:: Instructions for the task ::
Identify the lines that include the word "inch", then copy all of them.
· · ·
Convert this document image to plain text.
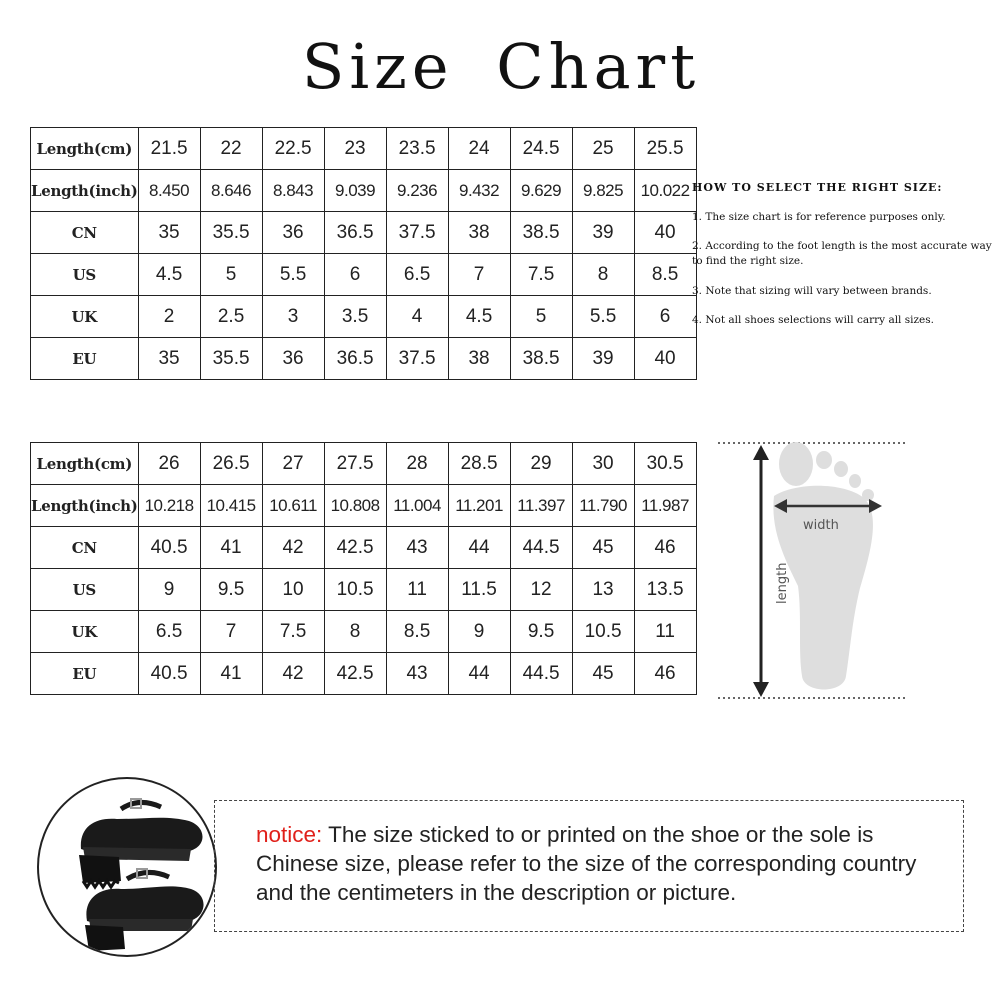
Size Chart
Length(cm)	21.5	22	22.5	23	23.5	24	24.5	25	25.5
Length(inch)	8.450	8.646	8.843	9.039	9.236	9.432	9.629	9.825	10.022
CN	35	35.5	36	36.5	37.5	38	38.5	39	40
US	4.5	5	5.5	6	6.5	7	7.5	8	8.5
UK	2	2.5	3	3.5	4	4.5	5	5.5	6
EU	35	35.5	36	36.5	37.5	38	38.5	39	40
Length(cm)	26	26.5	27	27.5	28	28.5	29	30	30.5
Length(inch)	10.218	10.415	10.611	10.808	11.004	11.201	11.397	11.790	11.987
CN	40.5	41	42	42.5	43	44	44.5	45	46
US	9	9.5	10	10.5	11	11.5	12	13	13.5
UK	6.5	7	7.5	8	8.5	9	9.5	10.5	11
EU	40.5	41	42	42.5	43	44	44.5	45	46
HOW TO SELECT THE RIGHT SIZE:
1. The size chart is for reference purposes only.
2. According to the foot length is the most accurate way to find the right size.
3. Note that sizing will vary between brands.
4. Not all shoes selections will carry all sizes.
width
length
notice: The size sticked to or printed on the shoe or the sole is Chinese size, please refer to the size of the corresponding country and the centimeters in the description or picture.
· · ·
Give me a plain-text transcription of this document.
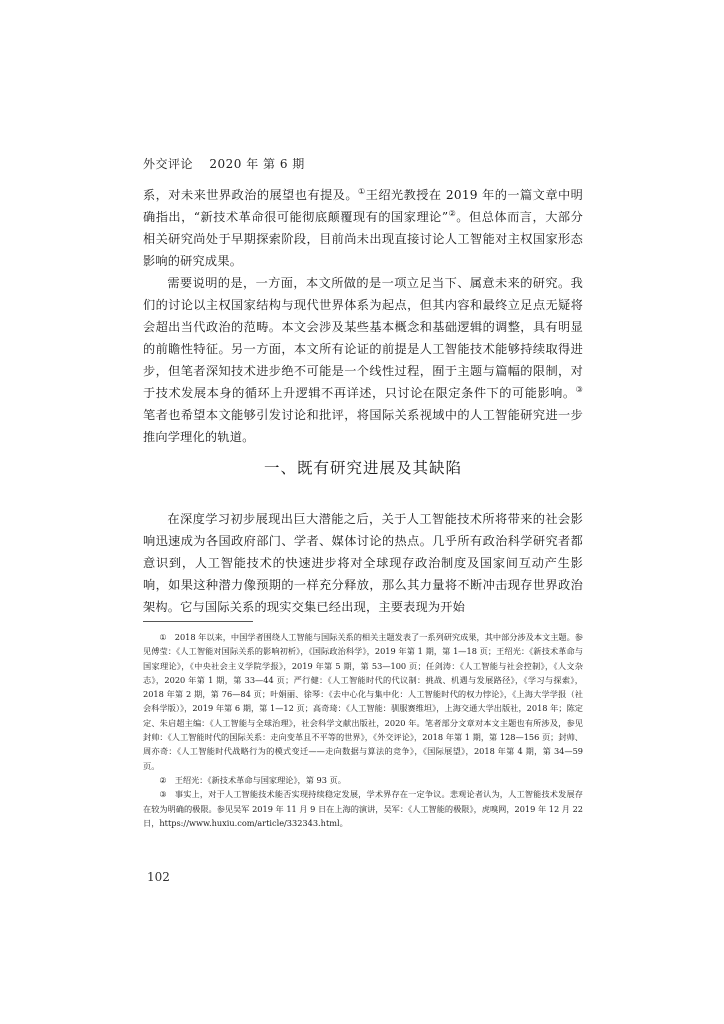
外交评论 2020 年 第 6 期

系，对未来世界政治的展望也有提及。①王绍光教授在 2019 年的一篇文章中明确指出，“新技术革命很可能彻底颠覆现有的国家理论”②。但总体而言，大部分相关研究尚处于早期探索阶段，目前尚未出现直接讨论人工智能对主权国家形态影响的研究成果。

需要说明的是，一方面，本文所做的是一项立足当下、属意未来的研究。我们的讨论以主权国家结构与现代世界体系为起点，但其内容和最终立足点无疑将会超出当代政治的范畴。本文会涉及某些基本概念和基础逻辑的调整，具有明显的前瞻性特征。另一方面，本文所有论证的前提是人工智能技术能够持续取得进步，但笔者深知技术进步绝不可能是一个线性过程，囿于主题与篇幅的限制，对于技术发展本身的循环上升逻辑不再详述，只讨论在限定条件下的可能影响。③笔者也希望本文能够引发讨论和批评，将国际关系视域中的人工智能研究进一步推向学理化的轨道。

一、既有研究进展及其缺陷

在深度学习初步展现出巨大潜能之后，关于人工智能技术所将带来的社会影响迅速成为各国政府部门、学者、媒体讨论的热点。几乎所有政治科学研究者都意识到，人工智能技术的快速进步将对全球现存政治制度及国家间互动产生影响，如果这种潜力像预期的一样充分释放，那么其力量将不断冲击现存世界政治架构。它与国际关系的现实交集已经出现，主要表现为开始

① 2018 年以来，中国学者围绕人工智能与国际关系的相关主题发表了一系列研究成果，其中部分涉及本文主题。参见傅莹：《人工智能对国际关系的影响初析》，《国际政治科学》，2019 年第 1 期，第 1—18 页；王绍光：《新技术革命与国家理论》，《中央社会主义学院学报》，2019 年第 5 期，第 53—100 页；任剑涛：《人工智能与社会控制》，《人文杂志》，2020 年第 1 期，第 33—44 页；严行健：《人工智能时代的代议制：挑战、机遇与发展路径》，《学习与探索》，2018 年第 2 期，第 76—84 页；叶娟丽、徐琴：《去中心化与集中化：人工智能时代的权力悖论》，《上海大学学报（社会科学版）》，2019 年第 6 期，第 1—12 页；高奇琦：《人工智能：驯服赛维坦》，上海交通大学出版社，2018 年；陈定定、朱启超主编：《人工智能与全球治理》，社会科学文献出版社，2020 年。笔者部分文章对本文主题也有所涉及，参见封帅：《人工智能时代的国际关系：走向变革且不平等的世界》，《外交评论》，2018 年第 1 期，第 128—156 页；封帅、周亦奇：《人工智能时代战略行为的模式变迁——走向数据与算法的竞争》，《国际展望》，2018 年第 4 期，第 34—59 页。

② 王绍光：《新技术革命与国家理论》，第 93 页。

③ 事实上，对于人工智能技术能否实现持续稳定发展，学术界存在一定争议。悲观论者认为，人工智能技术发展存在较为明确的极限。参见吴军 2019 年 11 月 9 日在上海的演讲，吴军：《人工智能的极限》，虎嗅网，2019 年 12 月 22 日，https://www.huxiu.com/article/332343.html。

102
· · ·
:: Result of this exercise ::
Length(inch)	8.450	8.646	8.843	9.039	9.236	9.432	9.629	9.825	10.022
Length(inch)	10.218	10.415	10.611	10.808	11.004	11.201	11.397	11.790	11.987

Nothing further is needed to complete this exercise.